- EXERCISE TASK -
Write the data out again exactly, with no pictures.

-- START DATA LINES --

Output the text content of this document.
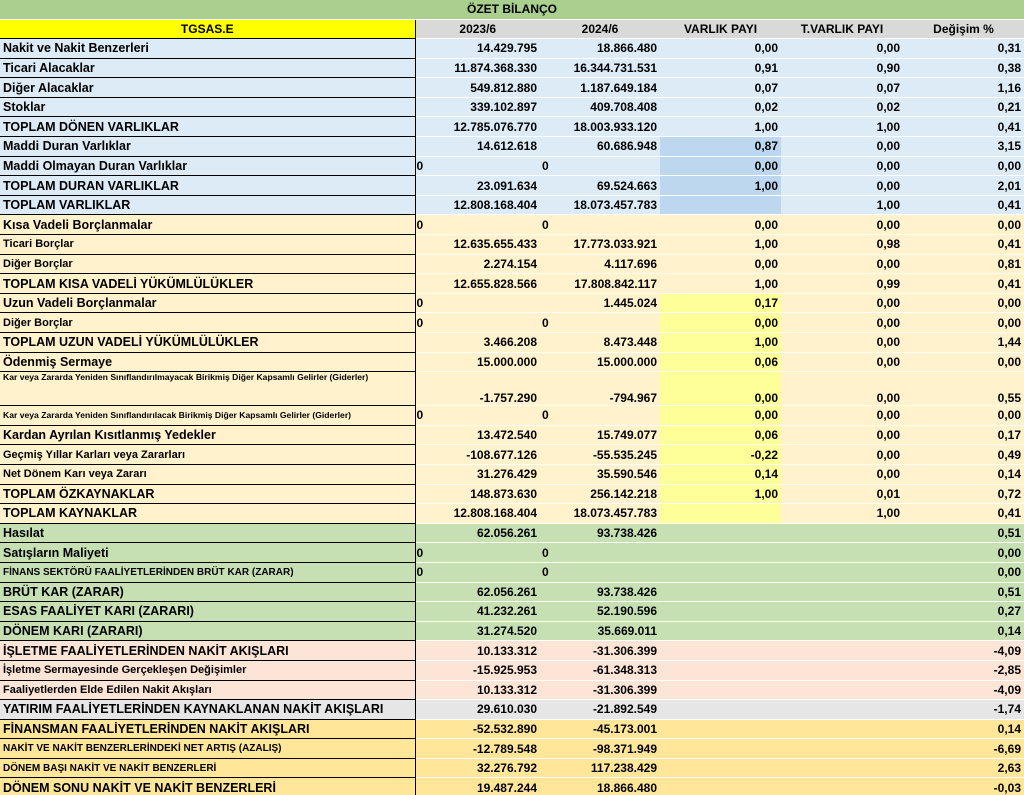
ÖZET BİLANÇO					
TGSAS.E	2023/6	2024/6	VARLIK PAYI	T.VARLIK PAYI	Değişim %
Nakit ve Nakit Benzerleri	14.429.795	18.866.480	0,00	0,00	0,31
Ticari Alacaklar	11.874.368.330	16.344.731.531	0,91	0,90	0,38
Diğer Alacaklar	549.812.880	1.187.649.184	0,07	0,07	1,16
Stoklar	339.102.897	409.708.408	0,02	0,02	0,21
TOPLAM DÖNEN VARLIKLAR	12.785.076.770	18.003.933.120	1,00	1,00	0,41
Maddi Duran Varlıklar	14.612.618	60.686.948	0,87	0,00	3,15
Maddi Olmayan Duran Varlıklar	0	0	0,00	0,00	0,00
TOPLAM DURAN VARLIKLAR	23.091.634	69.524.663	1,00	0,00	2,01
TOPLAM VARLIKLAR	12.808.168.404	18.073.457.783		1,00	0,41
Kısa Vadeli Borçlanmalar	0	0	0,00	0,00	0,00
Ticari Borçlar	12.635.655.433	17.773.033.921	1,00	0,98	0,41
Diğer Borçlar	2.274.154	4.117.696	0,00	0,00	0,81
TOPLAM KISA VADELİ YÜKÜMLÜLÜKLER	12.655.828.566	17.808.842.117	1,00	0,99	0,41
Uzun Vadeli Borçlanmalar	0	1.445.024	0,17	0,00	0,00
Diğer Borçlar	0	0	0,00	0,00	0,00
TOPLAM UZUN VADELİ YÜKÜMLÜLÜKLER	3.466.208	8.473.448	1,00	0,00	1,44
Ödenmiş Sermaye	15.000.000	15.000.000	0,06	0,00	0,00
Kar veya Zararda Yeniden Sınıflandırılmayacak Birikmiş Diğer Kapsamlı Gelirler (Giderler)	-1.757.290	-794.967	0,00	0,00	0,55
Kar veya Zararda Yeniden Sınıflandırılacak Birikmiş Diğer Kapsamlı Gelirler (Giderler)	0	0	0,00	0,00	0,00
Kardan Ayrılan Kısıtlanmış Yedekler	13.472.540	15.749.077	0,06	0,00	0,17
Geçmiş Yıllar Karları veya Zararları	-108.677.126	-55.535.245	-0,22	0,00	0,49
Net Dönem Karı veya Zararı	31.276.429	35.590.546	0,14	0,00	0,14
TOPLAM ÖZKAYNAKLAR	148.873.630	256.142.218	1,00	0,01	0,72
TOPLAM KAYNAKLAR	12.808.168.404	18.073.457.783		1,00	0,41
Hasılat	62.056.261	93.738.426			0,51
Satışların Maliyeti	0	0			0,00
FİNANS SEKTÖRÜ FAALİYETLERİNDEN BRÜT KAR (ZARAR)	0	0			0,00
BRÜT KAR (ZARAR)	62.056.261	93.738.426			0,51
ESAS FAALİYET KARI (ZARARI)	41.232.261	52.190.596			0,27
DÖNEM KARI (ZARARI)	31.274.520	35.669.011			0,14
İŞLETME FAALİYETLERİNDEN NAKİT AKIŞLARI	10.133.312	-31.306.399			-4,09
İşletme Sermayesinde Gerçekleşen Değişimler	-15.925.953	-61.348.313			-2,85
Faaliyetlerden Elde Edilen Nakit Akışları	10.133.312	-31.306.399			-4,09
YATIRIM FAALİYETLERİNDEN KAYNAKLANAN NAKİT AKIŞLARI	29.610.030	-21.892.549			-1,74
FİNANSMAN FAALİYETLERİNDEN NAKİT AKIŞLARI	-52.532.890	-45.173.001			0,14
NAKİT VE NAKİT BENZERLERİNDEKİ NET ARTIŞ (AZALIŞ)	-12.789.548	-98.371.949			-6,69
DÖNEM BAŞI NAKİT VE NAKİT BENZERLERİ	32.276.792	117.238.429			2,63
DÖNEM SONU NAKİT VE NAKİT BENZERLERİ	19.487.244	18.866.480			-0,03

-- END DATA LINES --

- EXERCISE ANSWER -
Output the text content of this document.
ÖZET BİLANÇO					
TGSAS.E	2023/6	2024/6	VARLIK PAYI	T.VARLIK PAYI	Değişim %
Nakit ve Nakit Benzerleri	14.429.795	18.866.480	0,00	0,00	0,31
Ticari Alacaklar	11.874.368.330	16.344.731.531	0,91	0,90	0,38
Diğer Alacaklar	549.812.880	1.187.649.184	0,07	0,07	1,16
Stoklar	339.102.897	409.708.408	0,02	0,02	0,21
TOPLAM DÖNEN VARLIKLAR	12.785.076.770	18.003.933.120	1,00	1,00	0,41
Maddi Duran Varlıklar	14.612.618	60.686.948	0,87	0,00	3,15
Maddi Olmayan Duran Varlıklar	0	0	0,00	0,00	0,00
TOPLAM DURAN VARLIKLAR	23.091.634	69.524.663	1,00	0,00	2,01
TOPLAM VARLIKLAR	12.808.168.404	18.073.457.783		1,00	0,41
Kısa Vadeli Borçlanmalar	0	0	0,00	0,00	0,00
Ticari Borçlar	12.635.655.433	17.773.033.921	1,00	0,98	0,41
Diğer Borçlar	2.274.154	4.117.696	0,00	0,00	0,81
TOPLAM KISA VADELİ YÜKÜMLÜLÜKLER	12.655.828.566	17.808.842.117	1,00	0,99	0,41
Uzun Vadeli Borçlanmalar	0	1.445.024	0,17	0,00	0,00
Diğer Borçlar	0	0	0,00	0,00	0,00
TOPLAM UZUN VADELİ YÜKÜMLÜLÜKLER	3.466.208	8.473.448	1,00	0,00	1,44
Ödenmiş Sermaye	15.000.000	15.000.000	0,06	0,00	0,00
Kar veya Zararda Yeniden Sınıflandırılmayacak Birikmiş Diğer Kapsamlı Gelirler (Giderler)	-1.757.290	-794.967	0,00	0,00	0,55
Kar veya Zararda Yeniden Sınıflandırılacak Birikmiş Diğer Kapsamlı Gelirler (Giderler)	0	0	0,00	0,00	0,00
Kardan Ayrılan Kısıtlanmış Yedekler	13.472.540	15.749.077	0,06	0,00	0,17
Geçmiş Yıllar Karları veya Zararları	-108.677.126	-55.535.245	-0,22	0,00	0,49
Net Dönem Karı veya Zararı	31.276.429	35.590.546	0,14	0,00	0,14
TOPLAM ÖZKAYNAKLAR	148.873.630	256.142.218	1,00	0,01	0,72
TOPLAM KAYNAKLAR	12.808.168.404	18.073.457.783		1,00	0,41
Hasılat	62.056.261	93.738.426			0,51
Satışların Maliyeti	0	0			0,00
FİNANS SEKTÖRÜ FAALİYETLERİNDEN BRÜT KAR (ZARAR)	0	0			0,00
BRÜT KAR (ZARAR)	62.056.261	93.738.426			0,51
ESAS FAALİYET KARI (ZARARI)	41.232.261	52.190.596			0,27
DÖNEM KARI (ZARARI)	31.274.520	35.669.011			0,14
İŞLETME FAALİYETLERİNDEN NAKİT AKIŞLARI	10.133.312	-31.306.399			-4,09
İşletme Sermayesinde Gerçekleşen Değişimler	-15.925.953	-61.348.313			-2,85
Faaliyetlerden Elde Edilen Nakit Akışları	10.133.312	-31.306.399			-4,09
YATIRIM FAALİYETLERİNDEN KAYNAKLANAN NAKİT AKIŞLARI	29.610.030	-21.892.549			-1,74
FİNANSMAN FAALİYETLERİNDEN NAKİT AKIŞLARI	-52.532.890	-45.173.001			0,14
NAKİT VE NAKİT BENZERLERİNDEKİ NET ARTIŞ (AZALIŞ)	-12.789.548	-98.371.949			-6,69
DÖNEM BAŞI NAKİT VE NAKİT BENZERLERİ	32.276.792	117.238.429			2,63
DÖNEM SONU NAKİT VE NAKİT BENZERLERİ	19.487.244	18.866.480			-0,03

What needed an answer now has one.